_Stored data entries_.
[Start]

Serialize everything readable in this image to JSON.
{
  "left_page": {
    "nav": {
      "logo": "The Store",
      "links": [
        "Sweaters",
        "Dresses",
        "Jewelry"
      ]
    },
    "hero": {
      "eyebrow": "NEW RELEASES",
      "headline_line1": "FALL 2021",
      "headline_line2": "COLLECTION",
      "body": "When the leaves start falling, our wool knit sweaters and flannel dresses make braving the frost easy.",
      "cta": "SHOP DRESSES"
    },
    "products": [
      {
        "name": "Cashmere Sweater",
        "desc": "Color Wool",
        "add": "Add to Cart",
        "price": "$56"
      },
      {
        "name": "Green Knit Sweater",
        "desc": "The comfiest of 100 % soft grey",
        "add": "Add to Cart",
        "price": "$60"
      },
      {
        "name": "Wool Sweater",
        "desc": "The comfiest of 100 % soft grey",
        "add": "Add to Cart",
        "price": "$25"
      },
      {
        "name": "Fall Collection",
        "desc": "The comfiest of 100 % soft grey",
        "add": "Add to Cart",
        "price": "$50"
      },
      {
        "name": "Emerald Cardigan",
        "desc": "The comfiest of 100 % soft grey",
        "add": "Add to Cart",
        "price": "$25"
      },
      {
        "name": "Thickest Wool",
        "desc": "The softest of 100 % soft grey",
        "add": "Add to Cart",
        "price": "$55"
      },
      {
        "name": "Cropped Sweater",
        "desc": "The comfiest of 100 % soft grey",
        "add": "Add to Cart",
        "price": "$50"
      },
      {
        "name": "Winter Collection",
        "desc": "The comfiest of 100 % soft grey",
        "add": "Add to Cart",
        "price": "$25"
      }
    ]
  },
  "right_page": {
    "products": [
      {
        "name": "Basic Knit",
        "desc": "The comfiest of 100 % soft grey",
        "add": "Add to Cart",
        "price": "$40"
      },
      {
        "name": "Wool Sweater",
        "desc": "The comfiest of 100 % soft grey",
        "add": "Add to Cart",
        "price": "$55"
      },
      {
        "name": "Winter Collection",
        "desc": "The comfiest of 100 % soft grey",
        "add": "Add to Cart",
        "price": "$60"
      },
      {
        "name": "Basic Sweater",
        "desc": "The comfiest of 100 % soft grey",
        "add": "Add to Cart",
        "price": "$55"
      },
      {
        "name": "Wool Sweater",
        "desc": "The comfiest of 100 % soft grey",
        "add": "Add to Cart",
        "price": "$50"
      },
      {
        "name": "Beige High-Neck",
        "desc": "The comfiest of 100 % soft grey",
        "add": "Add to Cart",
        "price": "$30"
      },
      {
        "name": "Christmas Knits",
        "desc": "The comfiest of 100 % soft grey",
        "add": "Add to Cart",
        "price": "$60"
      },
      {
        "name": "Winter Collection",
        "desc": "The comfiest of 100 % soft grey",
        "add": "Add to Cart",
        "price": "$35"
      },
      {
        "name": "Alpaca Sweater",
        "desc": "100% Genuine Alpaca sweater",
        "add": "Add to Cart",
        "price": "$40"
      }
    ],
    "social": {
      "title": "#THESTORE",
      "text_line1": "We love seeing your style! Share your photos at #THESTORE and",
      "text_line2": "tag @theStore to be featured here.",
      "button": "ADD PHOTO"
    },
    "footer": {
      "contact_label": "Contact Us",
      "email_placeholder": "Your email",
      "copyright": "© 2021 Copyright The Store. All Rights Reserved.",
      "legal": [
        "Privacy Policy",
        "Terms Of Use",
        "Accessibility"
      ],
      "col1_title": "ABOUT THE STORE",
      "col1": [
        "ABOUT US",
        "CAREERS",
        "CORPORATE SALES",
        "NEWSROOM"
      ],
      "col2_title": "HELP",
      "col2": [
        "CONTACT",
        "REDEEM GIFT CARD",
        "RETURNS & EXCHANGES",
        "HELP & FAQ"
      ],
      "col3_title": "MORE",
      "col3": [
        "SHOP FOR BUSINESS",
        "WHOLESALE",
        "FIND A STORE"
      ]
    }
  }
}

[End]

_WORK TO DO_. Your task is to retype all the records above with nothing left out.

_TASK ANSWER_.
Serialize everything readable in this image to JSON.
{
  "left_page": {
    "nav": {
      "logo": "The Store",
      "links": [
        "Sweaters",
        "Dresses",
        "Jewelry"
      ]
    },
    "hero": {
      "eyebrow": "NEW RELEASES",
      "headline_line1": "FALL 2021",
      "headline_line2": "COLLECTION",
      "body": "When the leaves start falling, our wool knit sweaters and flannel dresses make braving the frost easy.",
      "cta": "SHOP DRESSES"
    },
    "products": [
      {
        "name": "Cashmere Sweater",
        "desc": "Color Wool",
        "add": "Add to Cart",
        "price": "$56"
      },
      {
        "name": "Green Knit Sweater",
        "desc": "The comfiest of 100 % soft grey",
        "add": "Add to Cart",
        "price": "$60"
      },
      {
        "name": "Wool Sweater",
        "desc": "The comfiest of 100 % soft grey",
        "add": "Add to Cart",
        "price": "$25"
      },
      {
        "name": "Fall Collection",
        "desc": "The comfiest of 100 % soft grey",
        "add": "Add to Cart",
        "price": "$50"
      },
      {
        "name": "Emerald Cardigan",
        "desc": "The comfiest of 100 % soft grey",
        "add": "Add to Cart",
        "price": "$25"
      },
      {
        "name": "Thickest Wool",
        "desc": "The softest of 100 % soft grey",
        "add": "Add to Cart",
        "price": "$55"
      },
      {
        "name": "Cropped Sweater",
        "desc": "The comfiest of 100 % soft grey",
        "add": "Add to Cart",
        "price": "$50"
      },
      {
        "name": "Winter Collection",
        "desc": "The comfiest of 100 % soft grey",
        "add": "Add to Cart",
        "price": "$25"
      }
    ]
  },
  "right_page": {
    "products": [
      {
        "name": "Basic Knit",
        "desc": "The comfiest of 100 % soft grey",
        "add": "Add to Cart",
        "price": "$40"
      },
      {
        "name": "Wool Sweater",
        "desc": "The comfiest of 100 % soft grey",
        "add": "Add to Cart",
        "price": "$55"
      },
      {
        "name": "Winter Collection",
        "desc": "The comfiest of 100 % soft grey",
        "add": "Add to Cart",
        "price": "$60"
      },
      {
        "name": "Basic Sweater",
        "desc": "The comfiest of 100 % soft grey",
        "add": "Add to Cart",
        "price": "$55"
      },
      {
        "name": "Wool Sweater",
        "desc": "The comfiest of 100 % soft grey",
        "add": "Add to Cart",
        "price": "$50"
      },
      {
        "name": "Beige High-Neck",
        "desc": "The comfiest of 100 % soft grey",
        "add": "Add to Cart",
        "price": "$30"
      },
      {
        "name": "Christmas Knits",
        "desc": "The comfiest of 100 % soft grey",
        "add": "Add to Cart",
        "price": "$60"
      },
      {
        "name": "Winter Collection",
        "desc": "The comfiest of 100 % soft grey",
        "add": "Add to Cart",
        "price": "$35"
      },
      {
        "name": "Alpaca Sweater",
        "desc": "100% Genuine Alpaca sweater",
        "add": "Add to Cart",
        "price": "$40"
      }
    ],
    "social": {
      "title": "#THESTORE",
      "text_line1": "We love seeing your style! Share your photos at #THESTORE and",
      "text_line2": "tag @theStore to be featured here.",
      "button": "ADD PHOTO"
    },
    "footer": {
      "contact_label": "Contact Us",
      "email_placeholder": "Your email",
      "copyright": "© 2021 Copyright The Store. All Rights Reserved.",
      "legal": [
        "Privacy Policy",
        "Terms Of Use",
        "Accessibility"
      ],
      "col1_title": "ABOUT THE STORE",
      "col1": [
        "ABOUT US",
        "CAREERS",
        "CORPORATE SALES",
        "NEWSROOM"
      ],
      "col2_title": "HELP",
      "col2": [
        "CONTACT",
        "REDEEM GIFT CARD",
        "RETURNS & EXCHANGES",
        "HELP & FAQ"
      ],
      "col3_title": "MORE",
      "col3": [
        "SHOP FOR BUSINESS",
        "WHOLESALE",
        "FIND A STORE"
      ]
    }
  }
}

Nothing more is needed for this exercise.